→ WHAT YOU NEED TO DO:
Pull each line holding the word "xlabel" from the data.

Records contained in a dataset
***
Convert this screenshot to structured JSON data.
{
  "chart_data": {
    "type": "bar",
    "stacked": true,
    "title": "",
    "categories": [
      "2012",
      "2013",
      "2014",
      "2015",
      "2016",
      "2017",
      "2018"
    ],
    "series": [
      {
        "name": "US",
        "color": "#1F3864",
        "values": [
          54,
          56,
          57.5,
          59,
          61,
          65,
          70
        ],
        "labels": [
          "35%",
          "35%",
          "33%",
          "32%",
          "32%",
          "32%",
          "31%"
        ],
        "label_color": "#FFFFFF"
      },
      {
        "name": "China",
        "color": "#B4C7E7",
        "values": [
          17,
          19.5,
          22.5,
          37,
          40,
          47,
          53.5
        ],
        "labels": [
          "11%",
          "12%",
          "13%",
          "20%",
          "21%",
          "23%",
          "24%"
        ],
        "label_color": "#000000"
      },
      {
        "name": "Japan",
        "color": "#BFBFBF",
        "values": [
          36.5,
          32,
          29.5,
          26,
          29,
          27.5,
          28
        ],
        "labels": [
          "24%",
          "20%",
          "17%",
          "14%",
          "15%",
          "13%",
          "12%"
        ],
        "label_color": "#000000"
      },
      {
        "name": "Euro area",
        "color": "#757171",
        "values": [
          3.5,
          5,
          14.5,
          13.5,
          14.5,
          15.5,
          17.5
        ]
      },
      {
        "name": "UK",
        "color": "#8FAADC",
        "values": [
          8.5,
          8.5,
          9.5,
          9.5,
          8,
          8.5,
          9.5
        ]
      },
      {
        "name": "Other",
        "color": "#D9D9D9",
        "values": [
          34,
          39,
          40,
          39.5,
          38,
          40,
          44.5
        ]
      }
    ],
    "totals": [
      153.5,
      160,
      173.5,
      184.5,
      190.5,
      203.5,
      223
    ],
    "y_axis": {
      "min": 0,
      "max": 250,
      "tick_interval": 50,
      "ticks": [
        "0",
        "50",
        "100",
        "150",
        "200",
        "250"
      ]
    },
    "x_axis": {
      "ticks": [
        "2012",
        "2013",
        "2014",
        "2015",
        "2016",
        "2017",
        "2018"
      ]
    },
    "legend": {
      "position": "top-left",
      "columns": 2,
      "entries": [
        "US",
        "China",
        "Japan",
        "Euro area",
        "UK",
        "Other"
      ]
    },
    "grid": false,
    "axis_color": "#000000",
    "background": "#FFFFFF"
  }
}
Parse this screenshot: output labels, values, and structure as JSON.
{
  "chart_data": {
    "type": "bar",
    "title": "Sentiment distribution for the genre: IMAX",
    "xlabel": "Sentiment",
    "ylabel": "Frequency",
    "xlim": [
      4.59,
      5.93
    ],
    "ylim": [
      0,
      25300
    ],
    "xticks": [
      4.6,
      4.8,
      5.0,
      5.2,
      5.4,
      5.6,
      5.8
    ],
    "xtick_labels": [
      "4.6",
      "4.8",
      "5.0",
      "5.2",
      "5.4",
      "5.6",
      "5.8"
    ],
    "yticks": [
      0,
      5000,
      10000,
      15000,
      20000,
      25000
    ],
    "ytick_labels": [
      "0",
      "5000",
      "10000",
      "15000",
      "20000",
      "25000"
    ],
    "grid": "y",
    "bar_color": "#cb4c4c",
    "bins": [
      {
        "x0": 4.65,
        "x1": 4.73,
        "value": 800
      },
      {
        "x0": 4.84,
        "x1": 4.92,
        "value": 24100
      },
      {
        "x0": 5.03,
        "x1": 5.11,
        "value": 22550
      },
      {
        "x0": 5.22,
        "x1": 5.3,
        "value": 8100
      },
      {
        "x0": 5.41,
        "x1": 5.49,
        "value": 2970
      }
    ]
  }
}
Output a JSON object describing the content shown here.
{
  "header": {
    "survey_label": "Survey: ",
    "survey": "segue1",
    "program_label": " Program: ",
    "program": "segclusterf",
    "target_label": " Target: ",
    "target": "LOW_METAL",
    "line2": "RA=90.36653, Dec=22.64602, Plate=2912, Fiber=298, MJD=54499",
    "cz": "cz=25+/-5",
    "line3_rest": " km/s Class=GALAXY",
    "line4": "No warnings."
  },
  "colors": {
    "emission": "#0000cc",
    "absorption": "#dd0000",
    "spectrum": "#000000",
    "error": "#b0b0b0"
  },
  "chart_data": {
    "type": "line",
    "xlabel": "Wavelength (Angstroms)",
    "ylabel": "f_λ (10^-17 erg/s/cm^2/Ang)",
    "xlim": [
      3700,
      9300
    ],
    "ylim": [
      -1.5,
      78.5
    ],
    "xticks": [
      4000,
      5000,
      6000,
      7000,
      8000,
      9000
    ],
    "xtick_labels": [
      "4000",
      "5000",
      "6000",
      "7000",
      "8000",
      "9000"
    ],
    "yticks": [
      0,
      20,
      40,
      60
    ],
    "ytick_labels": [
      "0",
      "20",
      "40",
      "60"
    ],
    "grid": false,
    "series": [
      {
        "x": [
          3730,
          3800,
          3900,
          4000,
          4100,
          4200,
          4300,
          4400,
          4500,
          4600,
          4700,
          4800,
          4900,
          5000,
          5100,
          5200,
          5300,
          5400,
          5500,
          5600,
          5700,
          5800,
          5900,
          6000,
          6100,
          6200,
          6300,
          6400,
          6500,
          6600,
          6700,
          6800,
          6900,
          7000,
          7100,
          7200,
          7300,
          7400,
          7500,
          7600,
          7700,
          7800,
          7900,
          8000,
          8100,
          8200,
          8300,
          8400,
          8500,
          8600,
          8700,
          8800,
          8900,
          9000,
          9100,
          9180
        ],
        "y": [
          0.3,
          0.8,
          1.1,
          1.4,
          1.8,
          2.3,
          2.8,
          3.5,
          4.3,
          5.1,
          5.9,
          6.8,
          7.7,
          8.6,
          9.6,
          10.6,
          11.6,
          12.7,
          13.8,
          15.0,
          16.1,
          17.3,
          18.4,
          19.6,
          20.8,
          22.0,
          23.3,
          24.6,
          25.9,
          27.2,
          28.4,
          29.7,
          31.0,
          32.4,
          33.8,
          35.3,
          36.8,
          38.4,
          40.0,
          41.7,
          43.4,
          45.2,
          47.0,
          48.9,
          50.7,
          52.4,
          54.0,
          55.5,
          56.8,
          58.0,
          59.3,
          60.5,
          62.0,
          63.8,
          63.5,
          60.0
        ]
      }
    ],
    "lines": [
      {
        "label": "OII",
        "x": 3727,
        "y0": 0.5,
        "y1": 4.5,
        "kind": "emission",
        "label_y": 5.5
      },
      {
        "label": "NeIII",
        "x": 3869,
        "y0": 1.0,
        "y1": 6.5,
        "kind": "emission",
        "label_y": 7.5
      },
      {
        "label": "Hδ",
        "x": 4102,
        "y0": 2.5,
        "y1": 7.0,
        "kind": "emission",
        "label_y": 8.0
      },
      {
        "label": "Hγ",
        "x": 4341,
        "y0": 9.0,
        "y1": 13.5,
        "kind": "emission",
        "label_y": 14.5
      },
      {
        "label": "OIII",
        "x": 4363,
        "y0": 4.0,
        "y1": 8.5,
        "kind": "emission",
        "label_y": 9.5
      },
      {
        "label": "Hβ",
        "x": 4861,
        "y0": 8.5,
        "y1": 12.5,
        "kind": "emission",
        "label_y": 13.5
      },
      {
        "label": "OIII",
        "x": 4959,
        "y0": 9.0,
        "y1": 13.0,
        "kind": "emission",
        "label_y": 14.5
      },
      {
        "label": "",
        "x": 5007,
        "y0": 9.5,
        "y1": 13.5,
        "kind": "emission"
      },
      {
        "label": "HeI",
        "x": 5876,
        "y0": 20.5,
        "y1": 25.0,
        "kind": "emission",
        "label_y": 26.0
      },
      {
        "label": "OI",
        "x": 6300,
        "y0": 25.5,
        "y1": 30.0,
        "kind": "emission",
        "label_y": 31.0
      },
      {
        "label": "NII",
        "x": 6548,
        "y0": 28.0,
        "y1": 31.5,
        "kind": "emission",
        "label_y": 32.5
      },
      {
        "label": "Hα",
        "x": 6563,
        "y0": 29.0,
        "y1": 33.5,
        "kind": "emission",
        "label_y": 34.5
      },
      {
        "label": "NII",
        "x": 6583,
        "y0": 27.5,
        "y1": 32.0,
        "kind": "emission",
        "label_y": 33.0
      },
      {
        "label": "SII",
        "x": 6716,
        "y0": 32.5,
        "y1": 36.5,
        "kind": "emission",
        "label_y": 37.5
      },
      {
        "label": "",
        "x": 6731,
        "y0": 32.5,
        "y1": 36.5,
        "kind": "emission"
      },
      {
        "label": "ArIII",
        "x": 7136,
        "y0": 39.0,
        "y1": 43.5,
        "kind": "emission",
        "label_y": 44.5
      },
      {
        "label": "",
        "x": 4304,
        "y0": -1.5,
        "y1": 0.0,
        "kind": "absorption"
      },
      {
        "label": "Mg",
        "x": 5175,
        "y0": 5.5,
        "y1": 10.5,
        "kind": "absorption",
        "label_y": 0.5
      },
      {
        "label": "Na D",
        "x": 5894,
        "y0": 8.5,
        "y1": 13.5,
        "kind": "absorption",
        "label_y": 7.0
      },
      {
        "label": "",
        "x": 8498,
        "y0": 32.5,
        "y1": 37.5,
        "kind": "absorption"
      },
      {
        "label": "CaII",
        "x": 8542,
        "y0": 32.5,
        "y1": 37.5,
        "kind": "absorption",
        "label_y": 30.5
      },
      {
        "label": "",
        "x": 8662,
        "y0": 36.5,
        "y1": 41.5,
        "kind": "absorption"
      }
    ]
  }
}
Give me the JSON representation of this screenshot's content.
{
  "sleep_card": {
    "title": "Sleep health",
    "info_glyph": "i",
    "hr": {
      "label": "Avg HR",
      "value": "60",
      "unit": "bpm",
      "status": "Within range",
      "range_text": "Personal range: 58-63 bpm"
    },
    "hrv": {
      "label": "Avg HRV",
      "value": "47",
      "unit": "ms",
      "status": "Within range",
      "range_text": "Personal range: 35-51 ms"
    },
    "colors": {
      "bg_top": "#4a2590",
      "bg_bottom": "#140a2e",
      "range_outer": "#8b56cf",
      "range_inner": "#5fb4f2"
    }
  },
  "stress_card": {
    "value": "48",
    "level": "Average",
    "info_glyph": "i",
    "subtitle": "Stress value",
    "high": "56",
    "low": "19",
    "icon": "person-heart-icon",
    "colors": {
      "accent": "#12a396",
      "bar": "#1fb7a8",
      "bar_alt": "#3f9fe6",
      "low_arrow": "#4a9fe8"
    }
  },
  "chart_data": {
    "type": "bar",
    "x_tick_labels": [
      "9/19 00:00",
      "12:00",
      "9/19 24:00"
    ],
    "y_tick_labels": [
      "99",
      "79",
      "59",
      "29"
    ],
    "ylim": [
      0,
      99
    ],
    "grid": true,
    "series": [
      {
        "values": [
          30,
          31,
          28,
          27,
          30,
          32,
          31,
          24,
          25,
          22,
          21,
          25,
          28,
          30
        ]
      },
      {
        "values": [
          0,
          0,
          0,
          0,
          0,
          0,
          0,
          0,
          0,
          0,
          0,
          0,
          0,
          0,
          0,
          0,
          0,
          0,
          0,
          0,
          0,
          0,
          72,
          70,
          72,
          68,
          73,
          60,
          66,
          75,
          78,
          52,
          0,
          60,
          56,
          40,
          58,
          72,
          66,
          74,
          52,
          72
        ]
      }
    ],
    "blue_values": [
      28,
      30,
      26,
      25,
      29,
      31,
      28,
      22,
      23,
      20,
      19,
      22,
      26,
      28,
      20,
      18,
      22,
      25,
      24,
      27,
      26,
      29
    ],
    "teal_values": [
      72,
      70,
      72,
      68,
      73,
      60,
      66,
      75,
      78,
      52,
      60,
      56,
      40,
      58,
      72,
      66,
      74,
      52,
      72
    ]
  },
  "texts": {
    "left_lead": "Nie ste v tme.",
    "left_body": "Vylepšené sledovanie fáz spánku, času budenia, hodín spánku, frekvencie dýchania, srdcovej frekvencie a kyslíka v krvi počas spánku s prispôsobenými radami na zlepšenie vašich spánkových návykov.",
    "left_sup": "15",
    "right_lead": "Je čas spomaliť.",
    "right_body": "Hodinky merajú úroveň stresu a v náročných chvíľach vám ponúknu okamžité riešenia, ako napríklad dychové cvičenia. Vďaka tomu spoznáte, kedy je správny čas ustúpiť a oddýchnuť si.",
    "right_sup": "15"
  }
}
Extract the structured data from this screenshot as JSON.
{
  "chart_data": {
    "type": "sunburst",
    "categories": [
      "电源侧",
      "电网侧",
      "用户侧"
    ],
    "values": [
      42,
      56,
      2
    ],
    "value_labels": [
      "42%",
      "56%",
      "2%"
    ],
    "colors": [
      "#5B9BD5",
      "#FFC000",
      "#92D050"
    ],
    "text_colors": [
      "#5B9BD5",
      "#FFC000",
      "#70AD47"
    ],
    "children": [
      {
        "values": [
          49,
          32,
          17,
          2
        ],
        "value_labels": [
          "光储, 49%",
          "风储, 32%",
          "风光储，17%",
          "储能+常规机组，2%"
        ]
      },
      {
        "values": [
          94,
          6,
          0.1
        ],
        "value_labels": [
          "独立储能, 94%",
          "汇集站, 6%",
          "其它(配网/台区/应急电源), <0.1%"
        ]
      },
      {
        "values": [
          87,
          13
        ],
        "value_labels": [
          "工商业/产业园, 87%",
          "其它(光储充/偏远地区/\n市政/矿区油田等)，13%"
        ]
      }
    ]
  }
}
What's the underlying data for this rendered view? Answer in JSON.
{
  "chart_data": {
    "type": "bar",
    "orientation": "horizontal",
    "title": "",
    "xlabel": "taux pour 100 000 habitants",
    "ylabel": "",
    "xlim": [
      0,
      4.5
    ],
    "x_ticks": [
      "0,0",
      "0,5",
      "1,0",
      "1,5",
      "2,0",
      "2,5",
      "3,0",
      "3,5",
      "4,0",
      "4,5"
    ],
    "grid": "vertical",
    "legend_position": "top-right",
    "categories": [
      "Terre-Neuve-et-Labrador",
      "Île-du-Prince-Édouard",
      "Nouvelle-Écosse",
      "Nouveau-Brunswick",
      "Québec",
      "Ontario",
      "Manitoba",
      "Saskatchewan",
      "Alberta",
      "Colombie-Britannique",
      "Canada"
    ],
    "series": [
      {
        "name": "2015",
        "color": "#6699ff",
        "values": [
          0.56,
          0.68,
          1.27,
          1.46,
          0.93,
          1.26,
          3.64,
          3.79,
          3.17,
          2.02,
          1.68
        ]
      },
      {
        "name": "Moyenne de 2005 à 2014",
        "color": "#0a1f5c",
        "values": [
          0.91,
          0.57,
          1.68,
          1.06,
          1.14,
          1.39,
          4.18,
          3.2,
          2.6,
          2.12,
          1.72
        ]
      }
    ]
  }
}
***
→ TASK ANSWER:
    "xlabel": "Sentiment",
    "xlabel": "Wavelength (Angstroms)",
    "xlabel": "taux pour 100 000 habitants",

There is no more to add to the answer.